The exercise: Skip any picture you find and retype all the remaining lines exactly.

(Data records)
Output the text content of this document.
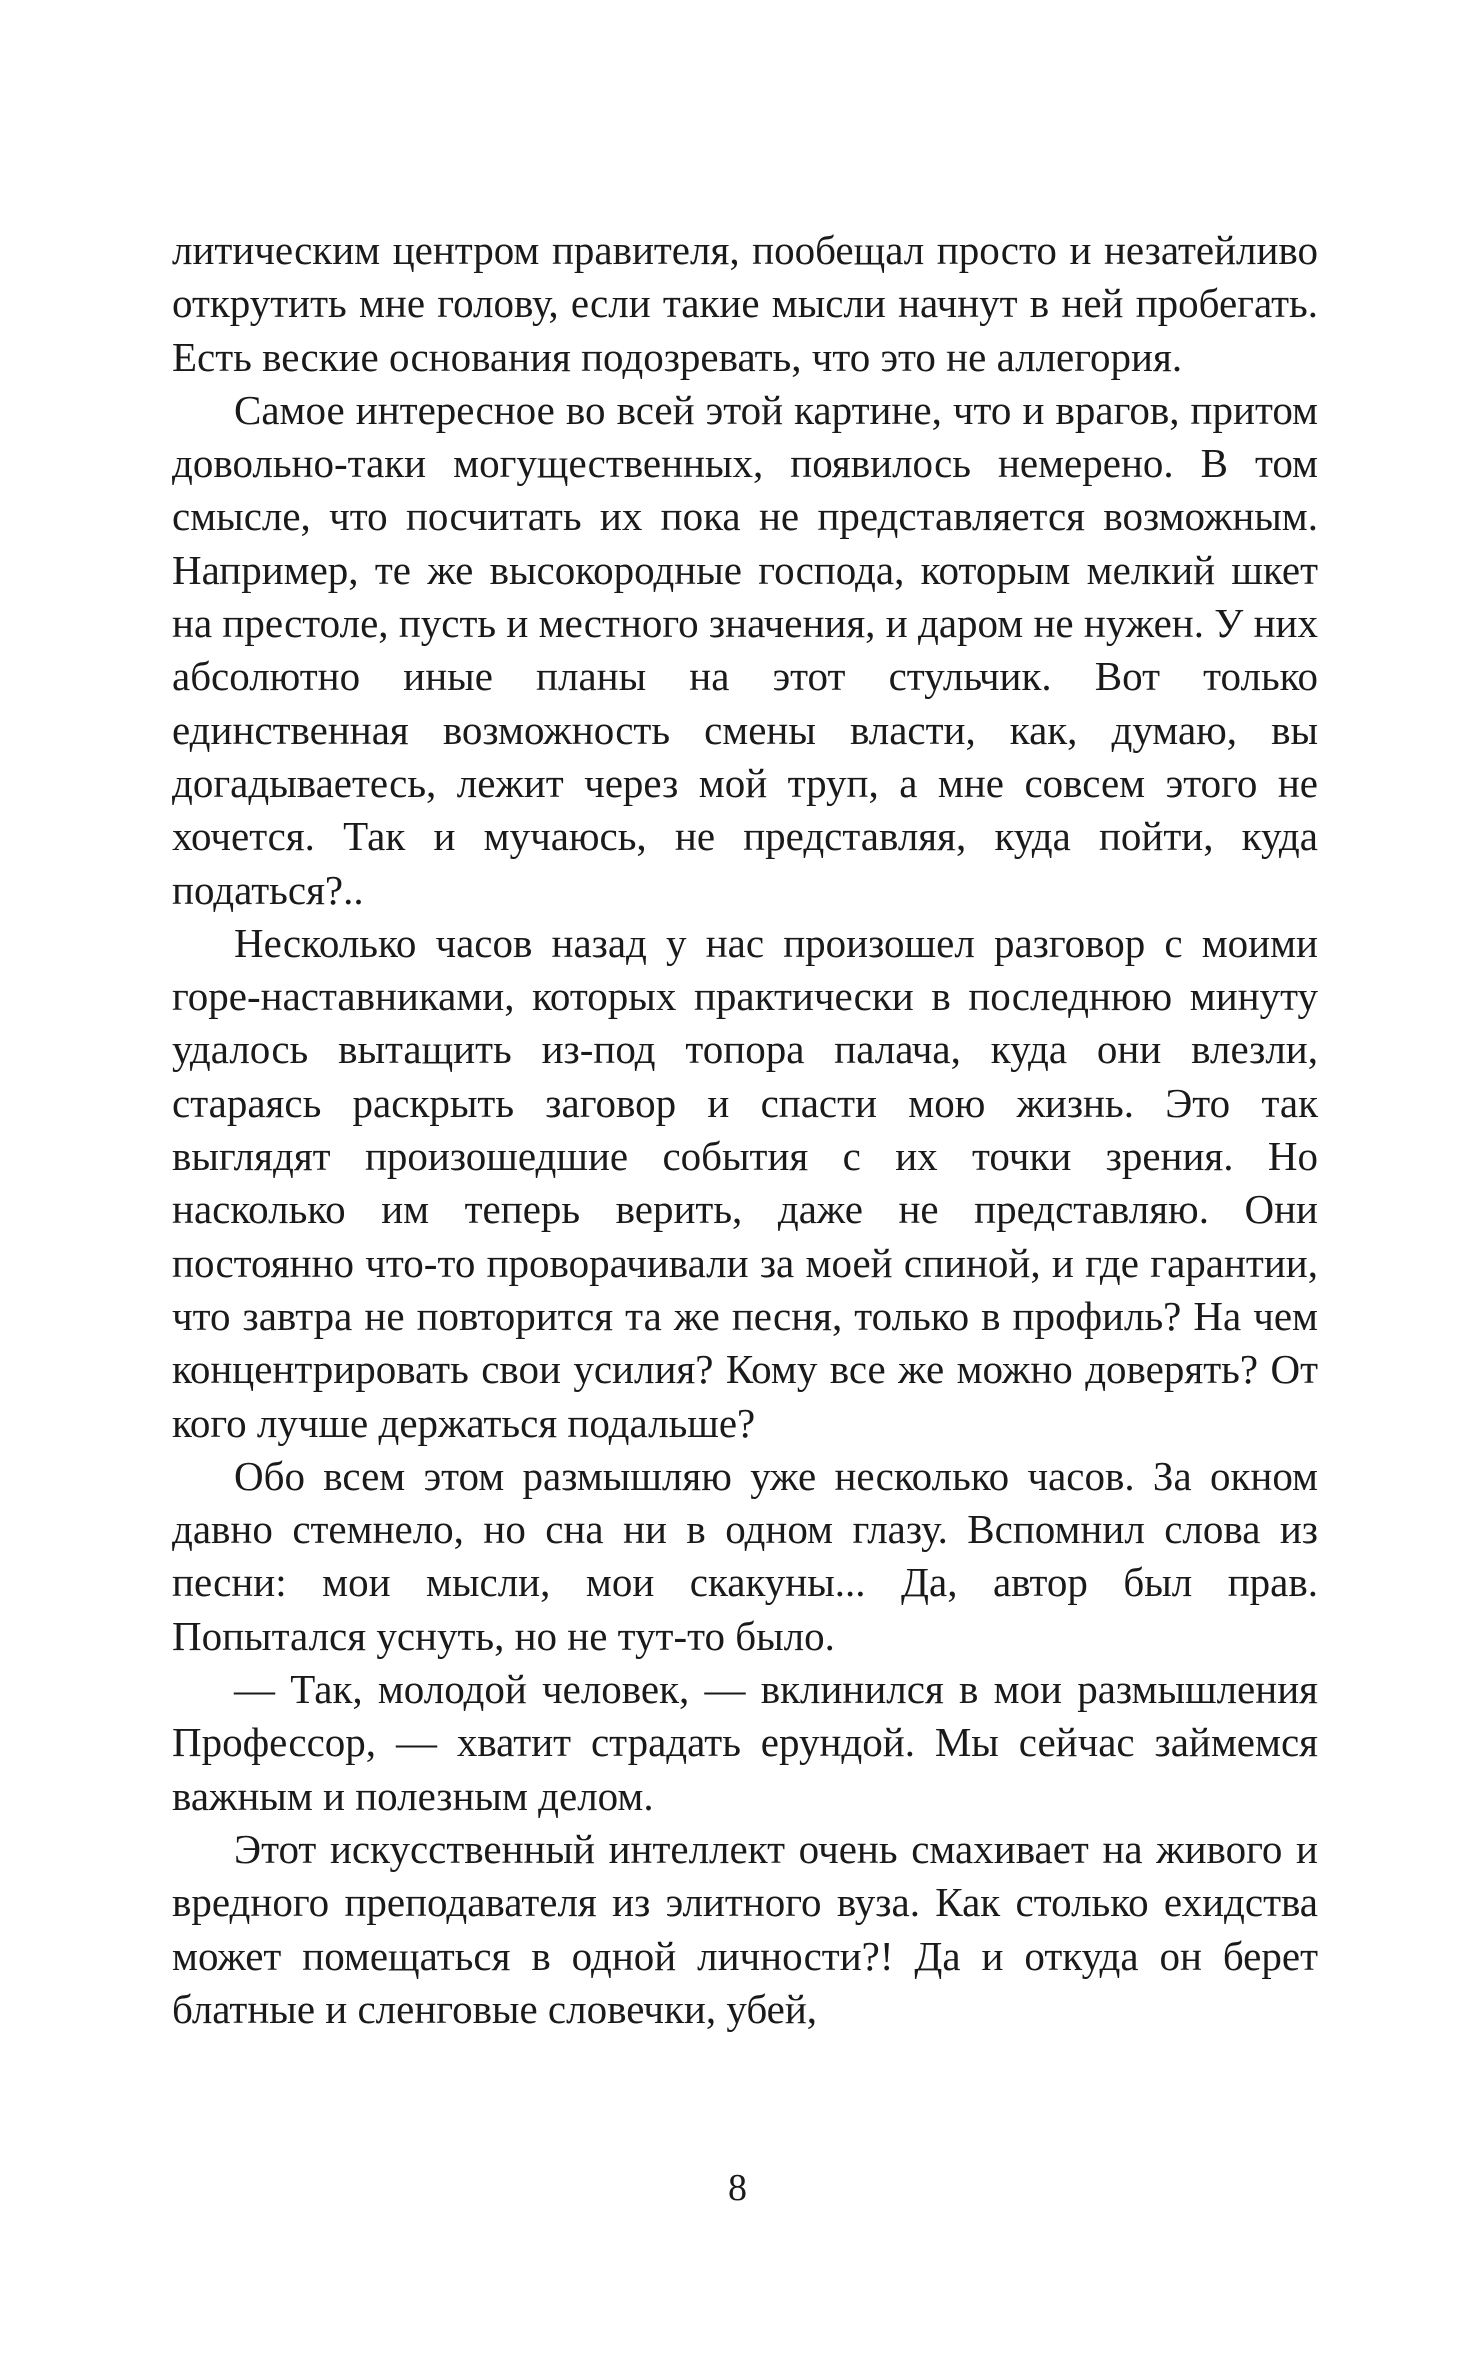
литическим центром правителя, пообещал просто и незатейливо открутить мне голову, если такие мысли начнут в ней пробегать. Есть веские основания подозревать, что это не аллегория.

Самое интересное во всей этой картине, что и врагов, притом довольно-таки могущественных, появилось немерено. В том смысле, что посчитать их пока не представляется возможным. Например, те же высокородные господа, которым мелкий шкет на престоле, пусть и местного значения, и даром не нужен. У них абсолютно иные планы на этот стульчик. Вот только единственная возможность смены власти, как, думаю, вы догадываетесь, лежит через мой труп, а мне совсем этого не хочется. Так и мучаюсь, не представляя, куда пойти, куда податься?..

Несколько часов назад у нас произошел разговор с моими горе-наставниками, которых практически в последнюю минуту удалось вытащить из-под топора палача, куда они влезли, стараясь раскрыть заговор и спасти мою жизнь. Это так выглядят произошедшие события с их точки зрения. Но насколько им теперь верить, даже не представляю. Они постоянно что-то проворачивали за моей спиной, и где гарантии, что завтра не повторится та же песня, только в профиль? На чем концентрировать свои усилия? Кому все же можно доверять? От кого лучше держаться подальше?

Обо всем этом размышляю уже несколько часов. За окном давно стемнело, но сна ни в одном глазу. Вспомнил слова из песни: мои мысли, мои скакуны... Да, автор был прав. Попытался уснуть, но не тут-то было.

— Так, молодой человек, — вклинился в мои размышления Профессор, — хватит страдать ерундой. Мы сейчас займемся важным и полезным делом.

Этот искусственный интеллект очень смахивает на живого и вредного преподавателя из элитного вуза. Как столько ехидства может помещаться в одной личности?! Да и откуда он берет блатные и сленговые словечки, убей,

8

Finished answer:
Output the text content of this document.
литическим центром правителя, пообещал просто и незатейливо открутить мне голову, если такие мысли начнут в ней пробегать. Есть веские основания подозревать, что это не аллегория.

Самое интересное во всей этой картине, что и врагов, притом довольно-таки могущественных, появилось немерено. В том смысле, что посчитать их пока не представляется возможным. Например, те же высокородные господа, которым мелкий шкет на престоле, пусть и местного значения, и даром не нужен. У них абсолютно иные планы на этот стульчик. Вот только единственная возможность смены власти, как, думаю, вы догадываетесь, лежит через мой труп, а мне совсем этого не хочется. Так и мучаюсь, не представляя, куда пойти, куда податься?..

Несколько часов назад у нас произошел разговор с моими горе-наставниками, которых практически в последнюю минуту удалось вытащить из-под топора палача, куда они влезли, стараясь раскрыть заговор и спасти мою жизнь. Это так выглядят произошедшие события с их точки зрения. Но насколько им теперь верить, даже не представляю. Они постоянно что-то проворачивали за моей спиной, и где гарантии, что завтра не повторится та же песня, только в профиль? На чем концентрировать свои усилия? Кому все же можно доверять? От кого лучше держаться подальше?

Обо всем этом размышляю уже несколько часов. За окном давно стемнело, но сна ни в одном глазу. Вспомнил слова из песни: мои мысли, мои скакуны... Да, автор был прав. Попытался уснуть, но не тут-то было.

— Так, молодой человек, — вклинился в мои размышления Профессор, — хватит страдать ерундой. Мы сейчас займемся важным и полезным делом.

Этот искусственный интеллект очень смахивает на живого и вредного преподавателя из элитного вуза. Как столько ехидства может помещаться в одной личности?! Да и откуда он берет блатные и сленговые словечки, убей,

8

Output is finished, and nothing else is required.